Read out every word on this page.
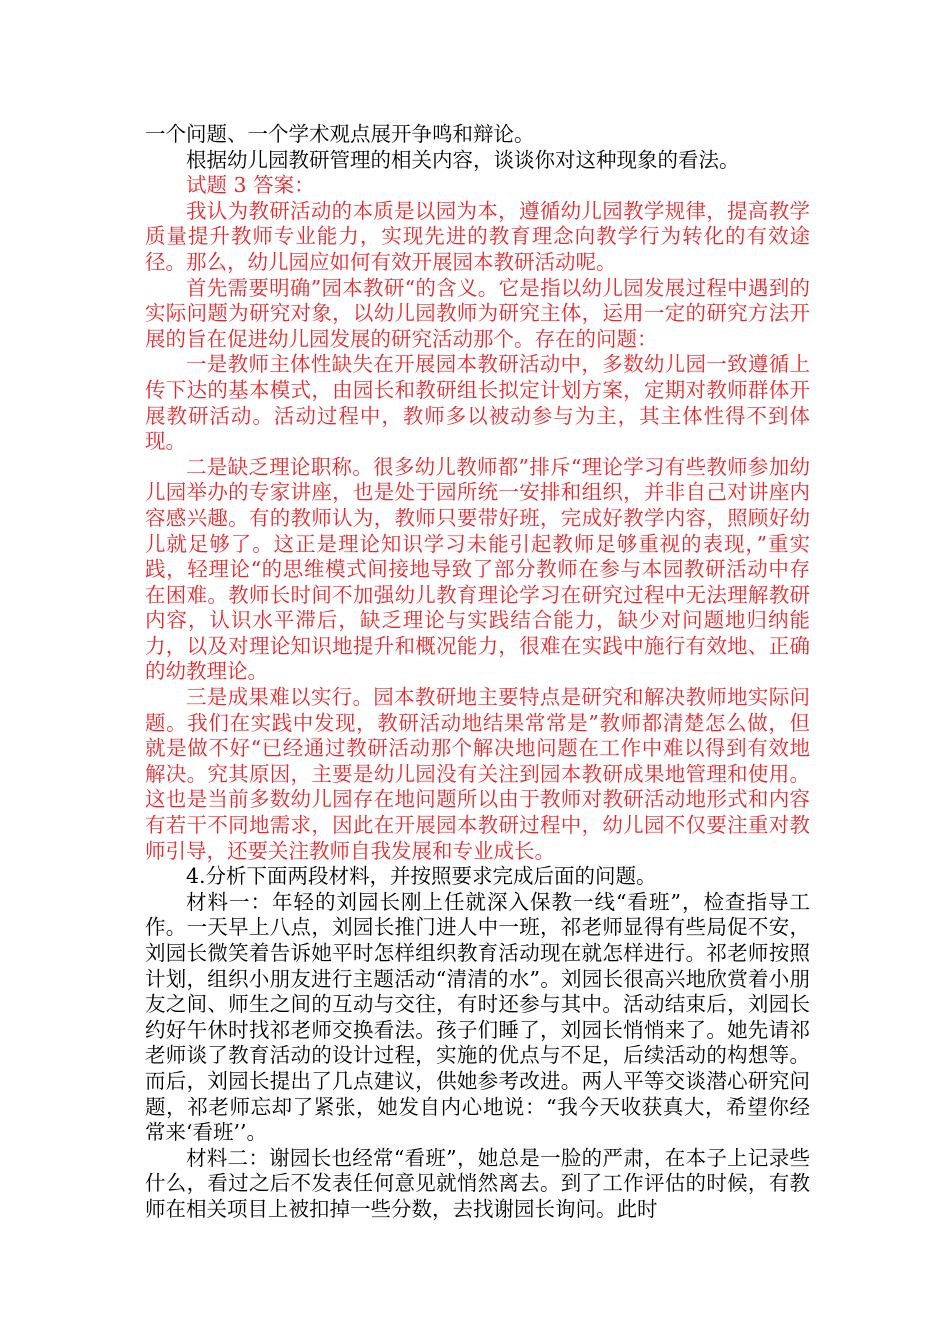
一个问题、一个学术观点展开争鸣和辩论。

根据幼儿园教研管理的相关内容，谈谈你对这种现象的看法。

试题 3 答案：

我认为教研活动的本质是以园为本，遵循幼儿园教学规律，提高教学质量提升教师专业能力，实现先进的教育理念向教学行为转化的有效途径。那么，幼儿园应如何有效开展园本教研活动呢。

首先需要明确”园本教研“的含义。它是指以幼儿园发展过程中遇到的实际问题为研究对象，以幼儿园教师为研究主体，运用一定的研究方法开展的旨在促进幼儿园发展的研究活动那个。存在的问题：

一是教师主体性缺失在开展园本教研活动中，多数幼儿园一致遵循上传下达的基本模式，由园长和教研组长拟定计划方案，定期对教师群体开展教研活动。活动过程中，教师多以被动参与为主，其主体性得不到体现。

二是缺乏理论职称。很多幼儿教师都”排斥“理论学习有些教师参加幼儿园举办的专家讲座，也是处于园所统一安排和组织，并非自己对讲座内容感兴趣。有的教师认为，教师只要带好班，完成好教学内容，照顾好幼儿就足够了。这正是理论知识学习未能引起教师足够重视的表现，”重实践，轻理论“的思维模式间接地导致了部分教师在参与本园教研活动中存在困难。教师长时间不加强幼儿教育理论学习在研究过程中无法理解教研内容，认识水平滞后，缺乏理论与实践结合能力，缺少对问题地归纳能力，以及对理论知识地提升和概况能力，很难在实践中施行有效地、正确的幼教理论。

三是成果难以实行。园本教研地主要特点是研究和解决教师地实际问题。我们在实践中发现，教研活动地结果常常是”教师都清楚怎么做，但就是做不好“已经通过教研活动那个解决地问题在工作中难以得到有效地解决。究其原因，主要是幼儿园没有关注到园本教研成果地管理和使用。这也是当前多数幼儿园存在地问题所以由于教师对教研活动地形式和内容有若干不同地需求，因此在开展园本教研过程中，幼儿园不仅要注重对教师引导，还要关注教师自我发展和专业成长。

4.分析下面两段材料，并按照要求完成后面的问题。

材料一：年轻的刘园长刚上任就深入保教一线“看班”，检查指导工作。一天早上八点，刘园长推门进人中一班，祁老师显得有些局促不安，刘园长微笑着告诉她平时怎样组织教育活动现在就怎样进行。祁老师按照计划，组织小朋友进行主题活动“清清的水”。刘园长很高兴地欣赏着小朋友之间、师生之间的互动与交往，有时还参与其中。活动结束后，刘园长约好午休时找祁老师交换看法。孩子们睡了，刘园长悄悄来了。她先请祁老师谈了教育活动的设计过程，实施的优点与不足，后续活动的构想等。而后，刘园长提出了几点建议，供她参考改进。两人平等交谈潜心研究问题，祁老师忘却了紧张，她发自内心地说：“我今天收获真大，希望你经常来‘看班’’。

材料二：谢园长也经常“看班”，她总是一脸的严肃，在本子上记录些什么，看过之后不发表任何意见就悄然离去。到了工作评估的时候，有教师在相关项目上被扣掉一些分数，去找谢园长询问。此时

◆ ◆ ◆ ◆ ◆ ◆ ◆

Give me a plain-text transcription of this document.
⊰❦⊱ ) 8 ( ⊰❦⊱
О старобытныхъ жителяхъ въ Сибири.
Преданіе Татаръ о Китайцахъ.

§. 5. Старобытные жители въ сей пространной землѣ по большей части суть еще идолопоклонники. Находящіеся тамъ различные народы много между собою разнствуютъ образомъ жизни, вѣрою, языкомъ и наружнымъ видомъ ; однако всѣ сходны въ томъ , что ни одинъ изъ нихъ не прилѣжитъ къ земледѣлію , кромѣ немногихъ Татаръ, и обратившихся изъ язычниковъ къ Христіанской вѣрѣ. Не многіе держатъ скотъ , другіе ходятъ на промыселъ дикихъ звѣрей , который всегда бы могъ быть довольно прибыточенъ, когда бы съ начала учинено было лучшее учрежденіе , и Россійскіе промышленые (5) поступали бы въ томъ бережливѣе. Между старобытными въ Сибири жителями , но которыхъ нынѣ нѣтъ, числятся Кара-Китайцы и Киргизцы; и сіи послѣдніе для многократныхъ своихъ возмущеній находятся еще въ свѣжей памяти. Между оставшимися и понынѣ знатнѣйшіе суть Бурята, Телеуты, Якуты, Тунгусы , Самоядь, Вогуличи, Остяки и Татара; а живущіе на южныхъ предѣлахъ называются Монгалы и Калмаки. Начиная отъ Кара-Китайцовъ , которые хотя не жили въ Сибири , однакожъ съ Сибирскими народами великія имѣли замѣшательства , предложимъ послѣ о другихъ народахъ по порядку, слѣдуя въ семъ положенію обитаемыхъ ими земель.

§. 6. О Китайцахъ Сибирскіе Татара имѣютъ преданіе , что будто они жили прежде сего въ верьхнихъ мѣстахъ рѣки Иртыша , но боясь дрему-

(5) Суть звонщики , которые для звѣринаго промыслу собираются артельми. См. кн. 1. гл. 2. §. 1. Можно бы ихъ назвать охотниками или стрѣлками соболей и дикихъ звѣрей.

◆ ◆ ◆ ◆ ◆ ◆ ◆

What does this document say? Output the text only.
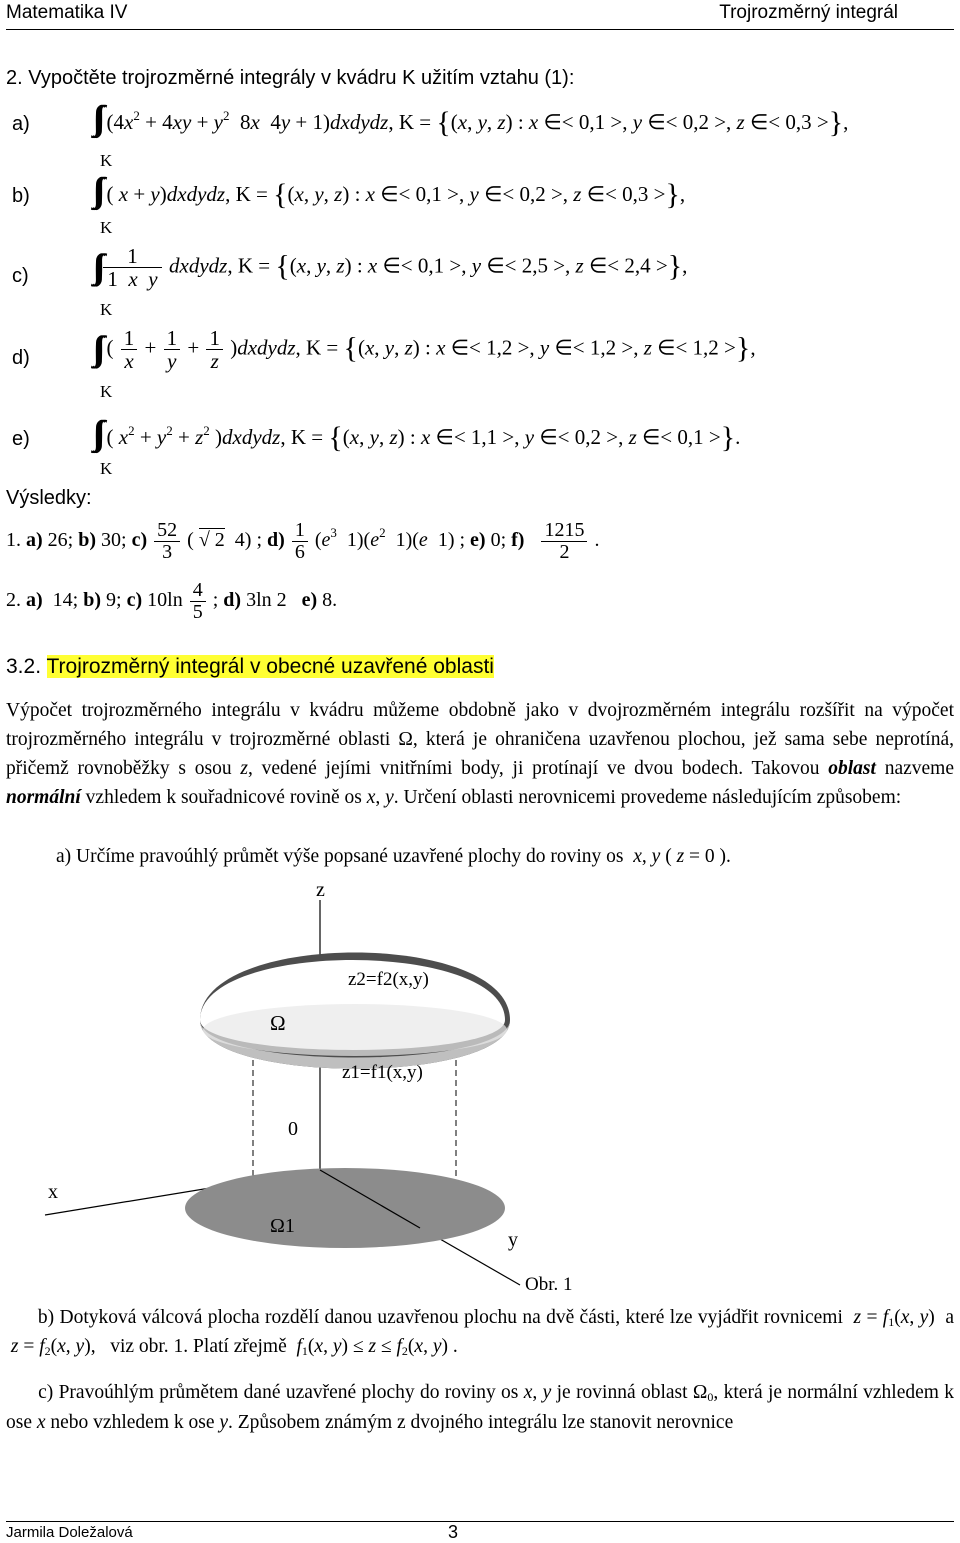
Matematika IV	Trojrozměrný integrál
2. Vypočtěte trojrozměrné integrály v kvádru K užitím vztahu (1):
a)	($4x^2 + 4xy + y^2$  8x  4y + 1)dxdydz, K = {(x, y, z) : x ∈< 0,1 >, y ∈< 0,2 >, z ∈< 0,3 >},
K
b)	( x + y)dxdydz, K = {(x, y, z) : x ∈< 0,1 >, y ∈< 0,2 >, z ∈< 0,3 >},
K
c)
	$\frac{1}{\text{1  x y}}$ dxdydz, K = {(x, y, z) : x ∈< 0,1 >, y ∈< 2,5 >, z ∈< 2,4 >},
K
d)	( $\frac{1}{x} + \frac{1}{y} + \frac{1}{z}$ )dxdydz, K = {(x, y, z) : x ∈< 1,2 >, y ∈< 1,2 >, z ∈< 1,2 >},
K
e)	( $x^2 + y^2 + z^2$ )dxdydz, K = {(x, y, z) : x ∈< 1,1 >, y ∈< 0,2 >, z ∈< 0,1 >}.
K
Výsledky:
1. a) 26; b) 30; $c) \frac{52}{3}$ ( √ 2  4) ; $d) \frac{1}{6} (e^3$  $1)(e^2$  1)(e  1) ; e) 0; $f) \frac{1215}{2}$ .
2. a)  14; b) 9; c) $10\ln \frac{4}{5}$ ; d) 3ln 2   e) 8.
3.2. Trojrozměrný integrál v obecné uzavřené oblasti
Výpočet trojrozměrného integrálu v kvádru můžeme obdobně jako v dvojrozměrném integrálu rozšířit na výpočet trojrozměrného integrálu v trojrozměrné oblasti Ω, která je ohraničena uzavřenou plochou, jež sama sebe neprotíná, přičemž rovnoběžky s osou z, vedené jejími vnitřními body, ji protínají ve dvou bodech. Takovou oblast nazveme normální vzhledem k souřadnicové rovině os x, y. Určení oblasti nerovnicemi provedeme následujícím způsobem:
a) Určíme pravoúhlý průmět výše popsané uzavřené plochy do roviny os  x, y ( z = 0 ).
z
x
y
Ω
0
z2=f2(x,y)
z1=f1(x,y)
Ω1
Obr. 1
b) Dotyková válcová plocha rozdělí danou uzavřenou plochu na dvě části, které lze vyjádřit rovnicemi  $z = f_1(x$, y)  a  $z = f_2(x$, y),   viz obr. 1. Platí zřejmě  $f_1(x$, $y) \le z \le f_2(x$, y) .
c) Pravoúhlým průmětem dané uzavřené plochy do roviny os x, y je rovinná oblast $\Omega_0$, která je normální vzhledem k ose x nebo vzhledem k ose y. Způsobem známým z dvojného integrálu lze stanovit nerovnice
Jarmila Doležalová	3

◆ ◆ ◆ ◆ ◆ ◆ ◆

→ **Objective**
What is the number of lines in the data holding the word "document"? Reply with that number only.

→ **Answer in full**
2